* _PROMPT_
Only lines with the string "note" matter here; gather them from the material below.

+ + + +

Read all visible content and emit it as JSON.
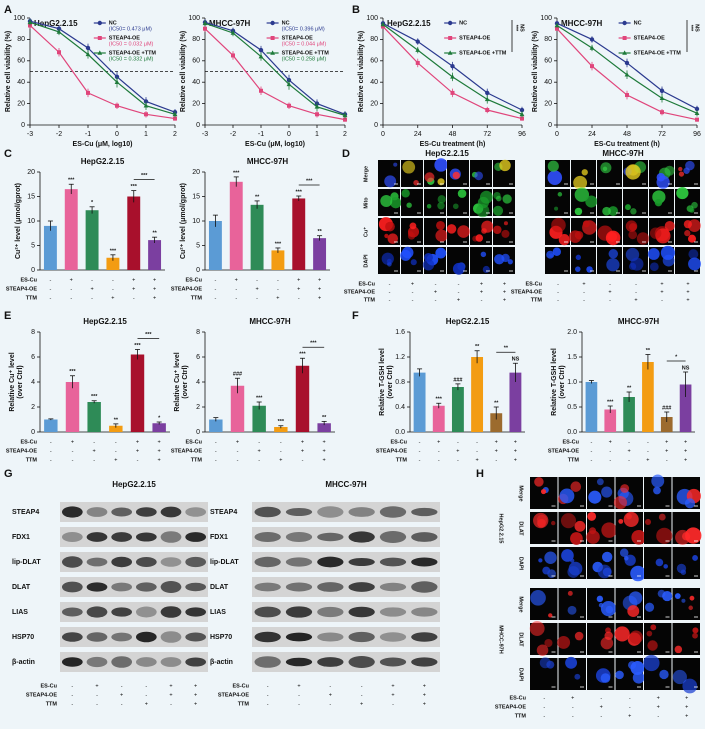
{
  "chart_data": [
    {
      "type": "line",
      "panel": "A",
      "title": "HepG2.2.15",
      "x_label": "ES-Cu (μM, log10)",
      "y_label": [
        "Relative cell viability (%)"
      ],
      "x": [
        -3,
        -2,
        -1,
        0,
        1,
        2
      ],
      "xlim": [
        -3,
        2
      ],
      "xticks": [
        -3,
        -2,
        -1,
        0,
        1,
        2
      ],
      "ylim": [
        0,
        100
      ],
      "yticks": [
        0,
        20,
        40,
        60,
        80,
        100
      ],
      "reference_line": 50,
      "series": [
        {
          "name": "NC",
          "note": "(IC50= 0.473 μM)",
          "color": "#2b3a8f",
          "values": [
            97,
            90,
            72,
            45,
            22,
            12
          ],
          "errors": [
            3,
            3,
            4,
            5,
            4,
            3
          ]
        },
        {
          "name": "STEAP4-OE",
          "note": "(IC50 = 0.032 μM)",
          "color": "#e0457b",
          "values": [
            93,
            68,
            30,
            18,
            10,
            6
          ],
          "errors": [
            3,
            4,
            4,
            3,
            3,
            2
          ]
        },
        {
          "name": "STEAP4-OE +TTM",
          "note": "(IC50 = 0.332 μM)",
          "color": "#1e7a3a",
          "values": [
            96,
            87,
            66,
            40,
            18,
            10
          ],
          "errors": [
            3,
            3,
            4,
            5,
            4,
            3
          ]
        }
      ]
    },
    {
      "type": "line",
      "title": "MHCC-97H",
      "x_label": "ES-Cu (μM, log10)",
      "y_label": [
        "Relative cell viability (%)"
      ],
      "x": [
        -3,
        -2,
        -1,
        0,
        1,
        2
      ],
      "xlim": [
        -3,
        2
      ],
      "xticks": [
        -3,
        -2,
        -1,
        0,
        1,
        2
      ],
      "ylim": [
        0,
        100
      ],
      "yticks": [
        0,
        20,
        40,
        60,
        80,
        100
      ],
      "reference_line": 50,
      "series": [
        {
          "name": "NC",
          "note": "(IC50= 0.396 μM)",
          "color": "#2b3a8f",
          "values": [
            96,
            88,
            70,
            42,
            20,
            10
          ],
          "errors": [
            3,
            3,
            4,
            5,
            4,
            3
          ]
        },
        {
          "name": "STEAP4-OE",
          "note": "(IC50 = 0.044 μM)",
          "color": "#e0457b",
          "values": [
            90,
            65,
            32,
            18,
            10,
            5
          ],
          "errors": [
            3,
            4,
            4,
            3,
            3,
            2
          ]
        },
        {
          "name": "STEAP4-OE +TTM",
          "note": "(IC50 = 0.258 μM)",
          "color": "#1e7a3a",
          "values": [
            95,
            86,
            64,
            38,
            17,
            9
          ],
          "errors": [
            3,
            3,
            4,
            5,
            4,
            3
          ]
        }
      ]
    },
    {
      "type": "line",
      "panel": "B",
      "title": "HepG2.2.15",
      "x_label": "ES-Cu treatment (h)",
      "y_label": [
        "Relative cell viability (%)"
      ],
      "x": [
        0,
        24,
        48,
        72,
        96
      ],
      "xlim": [
        0,
        96
      ],
      "xticks": [
        0,
        24,
        48,
        72,
        96
      ],
      "ylim": [
        0,
        100
      ],
      "yticks": [
        0,
        20,
        40,
        60,
        80,
        100
      ],
      "significance": [
        "***",
        "NS"
      ],
      "series": [
        {
          "name": "NC",
          "color": "#2b3a8f",
          "values": [
            95,
            78,
            55,
            30,
            14
          ],
          "errors": [
            2,
            3,
            4,
            4,
            3
          ]
        },
        {
          "name": "STEAP4-OE",
          "color": "#e0457b",
          "values": [
            92,
            58,
            30,
            14,
            6
          ],
          "errors": [
            2,
            4,
            4,
            3,
            2
          ]
        },
        {
          "name": "STEAP4-OE +TTM",
          "color": "#1e7a3a",
          "values": [
            94,
            70,
            45,
            24,
            10
          ],
          "errors": [
            2,
            3,
            4,
            4,
            3
          ]
        }
      ]
    },
    {
      "type": "line",
      "title": "MHCC-97H",
      "x_label": "ES-Cu treatment (h)",
      "y_label": [
        "Relative cell viability (%)"
      ],
      "x": [
        0,
        24,
        48,
        72,
        96
      ],
      "xlim": [
        0,
        96
      ],
      "xticks": [
        0,
        24,
        48,
        72,
        96
      ],
      "ylim": [
        0,
        100
      ],
      "yticks": [
        0,
        20,
        40,
        60,
        80,
        100
      ],
      "significance": [
        "***",
        "NS"
      ],
      "series": [
        {
          "name": "NC",
          "color": "#2b3a8f",
          "values": [
            95,
            80,
            58,
            32,
            15
          ],
          "errors": [
            2,
            3,
            4,
            4,
            3
          ]
        },
        {
          "name": "STEAP4-OE",
          "color": "#e0457b",
          "values": [
            90,
            55,
            28,
            12,
            5
          ],
          "errors": [
            2,
            4,
            4,
            3,
            2
          ]
        },
        {
          "name": "STEAP4-OE +TTM",
          "color": "#1e7a3a",
          "values": [
            93,
            72,
            47,
            25,
            11
          ],
          "errors": [
            2,
            3,
            4,
            4,
            3
          ]
        }
      ]
    },
    {
      "type": "bar",
      "panel": "C",
      "title": "HepG2.2.15",
      "y_label": [
        "Cu²⁺ level (μmol/gprot)"
      ],
      "values": [
        9,
        16.5,
        12.2,
        2.5,
        15,
        6.1
      ],
      "errors": [
        1,
        1,
        0.7,
        0.6,
        1.2,
        0.6
      ],
      "colors": [
        "#5b9bd5",
        "#e8639a",
        "#2e8b57",
        "#f39c12",
        "#a8102c",
        "#7b3fa0"
      ],
      "annotations": [
        null,
        "***",
        "*",
        "***",
        "***",
        "**"
      ],
      "bracket_label": "***",
      "ylim": [
        0,
        20
      ],
      "yticks": [
        0,
        5,
        10,
        15,
        20
      ],
      "conditions": [
        {
          "name": "ES-Cu",
          "marks": [
            "-",
            "+",
            "-",
            "-",
            "+",
            "+"
          ]
        },
        {
          "name": "STEAP4-OE",
          "marks": [
            "-",
            "-",
            "+",
            "-",
            "+",
            "+"
          ]
        },
        {
          "name": "TTM",
          "marks": [
            "-",
            "-",
            "-",
            "+",
            "-",
            "+"
          ]
        }
      ]
    },
    {
      "type": "bar",
      "title": "MHCC-97H",
      "y_label": [
        "Cu²⁺ level (μmol/gprot)"
      ],
      "values": [
        10,
        18,
        13.3,
        4,
        14.6,
        6.5
      ],
      "errors": [
        1.2,
        1,
        0.8,
        0.5,
        0.5,
        0.5
      ],
      "colors": [
        "#5b9bd5",
        "#e8639a",
        "#2e8b57",
        "#f39c12",
        "#a8102c",
        "#7b3fa0"
      ],
      "annotations": [
        null,
        "***",
        "**",
        "***",
        "***",
        "**"
      ],
      "bracket_label": "***",
      "ylim": [
        0,
        20
      ],
      "yticks": [
        0,
        5,
        10,
        15,
        20
      ],
      "conditions": [
        {
          "name": "ES-Cu",
          "marks": [
            "-",
            "+",
            "-",
            "-",
            "+",
            "+"
          ]
        },
        {
          "name": "STEAP4-OE",
          "marks": [
            "-",
            "-",
            "+",
            "-",
            "+",
            "+"
          ]
        },
        {
          "name": "TTM",
          "marks": [
            "-",
            "-",
            "-",
            "+",
            "-",
            "+"
          ]
        }
      ]
    },
    {
      "type": "bar",
      "panel": "E",
      "title": "HepG2.2.15",
      "y_label": [
        "Relative Cu⁺ level",
        "(over Ctrl)"
      ],
      "values": [
        1,
        4,
        2.4,
        0.5,
        6.2,
        0.7
      ],
      "errors": [
        0.05,
        0.5,
        0.1,
        0.15,
        0.4,
        0.1
      ],
      "colors": [
        "#5b9bd5",
        "#e8639a",
        "#2e8b57",
        "#f39c12",
        "#a8102c",
        "#7b3fa0"
      ],
      "annotations": [
        null,
        "***",
        "***",
        "**",
        "***",
        "*"
      ],
      "bracket_label": "***",
      "ylim": [
        0,
        8
      ],
      "yticks": [
        0,
        2,
        4,
        6,
        8
      ],
      "conditions": [
        {
          "name": "ES-Cu",
          "marks": [
            "-",
            "+",
            "-",
            "-",
            "+",
            "+"
          ]
        },
        {
          "name": "STEAP4-OE",
          "marks": [
            "-",
            "-",
            "+",
            "-",
            "+",
            "+"
          ]
        },
        {
          "name": "TTM",
          "marks": [
            "-",
            "-",
            "-",
            "+",
            "-",
            "+"
          ]
        }
      ]
    },
    {
      "type": "bar",
      "title": "MHCC-97H",
      "y_label": [
        "Relative Cu⁺ level",
        "(over Ctrl)"
      ],
      "values": [
        1,
        3.7,
        2.1,
        0.4,
        5.3,
        0.7
      ],
      "errors": [
        0.15,
        0.6,
        0.3,
        0.1,
        0.6,
        0.15
      ],
      "colors": [
        "#5b9bd5",
        "#e8639a",
        "#2e8b57",
        "#f39c12",
        "#a8102c",
        "#7b3fa0"
      ],
      "annotations": [
        null,
        "###",
        "***",
        "***",
        "***",
        "**"
      ],
      "bracket_label": "***",
      "ylim": [
        0,
        8
      ],
      "yticks": [
        0,
        2,
        4,
        6,
        8
      ],
      "conditions": [
        {
          "name": "ES-Cu",
          "marks": [
            "-",
            "+",
            "-",
            "-",
            "+",
            "+"
          ]
        },
        {
          "name": "STEAP4-OE",
          "marks": [
            "-",
            "-",
            "+",
            "-",
            "+",
            "+"
          ]
        },
        {
          "name": "TTM",
          "marks": [
            "-",
            "-",
            "-",
            "+",
            "-",
            "+"
          ]
        }
      ]
    },
    {
      "type": "bar",
      "panel": "F",
      "title": "HepG2.2.15",
      "y_label": [
        "Relative T-GSH level",
        "(over Ctrl)"
      ],
      "values": [
        0.95,
        0.42,
        0.72,
        1.2,
        0.3,
        0.95
      ],
      "errors": [
        0.06,
        0.04,
        0.05,
        0.1,
        0.1,
        0.15
      ],
      "colors": [
        "#5b9bd5",
        "#e8639a",
        "#2e8b57",
        "#f39c12",
        "#9c6b2e",
        "#7b3fa0"
      ],
      "annotations": [
        null,
        "***",
        "###",
        "**",
        "**",
        "NS"
      ],
      "bracket_label": "**",
      "ylim": [
        0,
        1.6
      ],
      "yticks": [
        {
          "value": 0,
          "label": "0.0"
        },
        {
          "value": 0.4,
          "label": "0.4"
        },
        {
          "value": 0.8,
          "label": "0.8"
        },
        {
          "value": 1.2,
          "label": "1.2"
        },
        {
          "value": 1.6,
          "label": "1.6"
        }
      ],
      "conditions": [
        {
          "name": "ES-Cu",
          "marks": [
            "-",
            "+",
            "-",
            "-",
            "+",
            "+"
          ]
        },
        {
          "name": "STEAP4-OE",
          "marks": [
            "-",
            "-",
            "+",
            "-",
            "+",
            "+"
          ]
        },
        {
          "name": "TTM",
          "marks": [
            "-",
            "-",
            "-",
            "+",
            "-",
            "+"
          ]
        }
      ]
    },
    {
      "type": "bar",
      "title": "MHCC-97H",
      "y_label": [
        "Relative T-GSH level",
        "(over Ctrl)"
      ],
      "values": [
        1.0,
        0.45,
        0.7,
        1.4,
        0.3,
        0.95
      ],
      "errors": [
        0.03,
        0.07,
        0.1,
        0.15,
        0.1,
        0.25
      ],
      "colors": [
        "#5b9bd5",
        "#e8639a",
        "#2e8b57",
        "#f39c12",
        "#9c6b2e",
        "#7b3fa0"
      ],
      "annotations": [
        null,
        "***",
        "**",
        "**",
        "###",
        "NS"
      ],
      "bracket_label": "*",
      "ylim": [
        0,
        2
      ],
      "yticks": [
        {
          "value": 0,
          "label": "0.0"
        },
        {
          "value": 0.5,
          "label": "0.5"
        },
        {
          "value": 1,
          "label": "1.0"
        },
        {
          "value": 1.5,
          "label": "1.5"
        },
        {
          "value": 2,
          "label": "2.0"
        }
      ],
      "conditions": [
        {
          "name": "ES-Cu",
          "marks": [
            "-",
            "+",
            "-",
            "-",
            "+",
            "+"
          ]
        },
        {
          "name": "STEAP4-OE",
          "marks": [
            "-",
            "-",
            "+",
            "-",
            "+",
            "+"
          ]
        },
        {
          "name": "TTM",
          "marks": [
            "-",
            "-",
            "-",
            "+",
            "-",
            "+"
          ]
        }
      ]
    }
  ],
  "panel_d": {
    "panel": "D",
    "rows": [
      "Merge",
      "Mito",
      "Cu⁺",
      "DAPI"
    ],
    "groups": [
      {
        "title": "HepG2.2.15",
        "conditions": [
          {
            "name": "ES-Cu",
            "marks": [
              "-",
              "+",
              "-",
              "-",
              "+",
              "+"
            ]
          },
          {
            "name": "STEAP4-OE",
            "marks": [
              "-",
              "-",
              "+",
              "-",
              "+",
              "+"
            ]
          },
          {
            "name": "TTM",
            "marks": [
              "-",
              "-",
              "-",
              "+",
              "-",
              "+"
            ]
          }
        ]
      },
      {
        "title": "MHCC-97H",
        "conditions": [
          {
            "name": "ES-Cu",
            "marks": [
              "-",
              "+",
              "-",
              "-",
              "+",
              "+"
            ]
          },
          {
            "name": "STEAP4-OE",
            "marks": [
              "-",
              "-",
              "+",
              "-",
              "+",
              "+"
            ]
          },
          {
            "name": "TTM",
            "marks": [
              "-",
              "-",
              "-",
              "+",
              "-",
              "+"
            ]
          }
        ]
      }
    ]
  },
  "panel_g": {
    "panel": "G",
    "blots": [
      {
        "title": "HepG2.2.15",
        "proteins": [
          "STEAP4",
          "FDX1",
          "lip-DLAT",
          "DLAT",
          "LIAS",
          "HSP70",
          "β-actin"
        ],
        "conditions": [
          {
            "name": "ES-Cu",
            "marks": [
              "-",
              "+",
              "-",
              "-",
              "+",
              "+"
            ]
          },
          {
            "name": "STEAP4-OE",
            "marks": [
              "-",
              "-",
              "+",
              "-",
              "+",
              "+"
            ]
          },
          {
            "name": "TTM",
            "marks": [
              "-",
              "-",
              "-",
              "+",
              "-",
              "+"
            ]
          }
        ]
      },
      {
        "title": "MHCC-97H",
        "proteins": [
          "STEAP4",
          "FDX1",
          "lip-DLAT",
          "DLAT",
          "LIAS",
          "HSP70",
          "β-actin"
        ],
        "conditions": [
          {
            "name": "ES-Cu",
            "marks": [
              "-",
              "+",
              "-",
              "-",
              "+",
              "+"
            ]
          },
          {
            "name": "STEAP4-OE",
            "marks": [
              "-",
              "-",
              "+",
              "-",
              "+",
              "+"
            ]
          },
          {
            "name": "TTM",
            "marks": [
              "-",
              "-",
              "-",
              "+",
              "-",
              "+"
            ]
          }
        ]
      }
    ]
  },
  "panel_h": {
    "panel": "H",
    "groups": [
      {
        "cell_line": "HepG2.2.15",
        "rows": [
          "Merge",
          "DLAT",
          "DAPI"
        ]
      },
      {
        "cell_line": "MHCC-97H",
        "rows": [
          "Merge",
          "DLAT",
          "DAPI"
        ]
      }
    ],
    "conditions": [
      {
        "name": "ES-Cu",
        "marks": [
          "-",
          "+",
          "-",
          "-",
          "+",
          "+"
        ]
      },
      {
        "name": "STEAP4-OE",
        "marks": [
          "-",
          "-",
          "+",
          "-",
          "+",
          "+"
        ]
      },
      {
        "name": "TTM",
        "marks": [
          "-",
          "-",
          "-",
          "+",
          "-",
          "+"
        ]
      }
    ]
  }
}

+ + + +

* _SOLUTION TO THIS PROBLEM_
          "note": "(IC50= 0.473 μM)",
          "note": "(IC50 = 0.032 μM)",
          "note": "(IC50 = 0.332 μM)",
          "note": "(IC50= 0.396 μM)",
          "note": "(IC50 = 0.044 μM)",
          "note": "(IC50 = 0.258 μM)",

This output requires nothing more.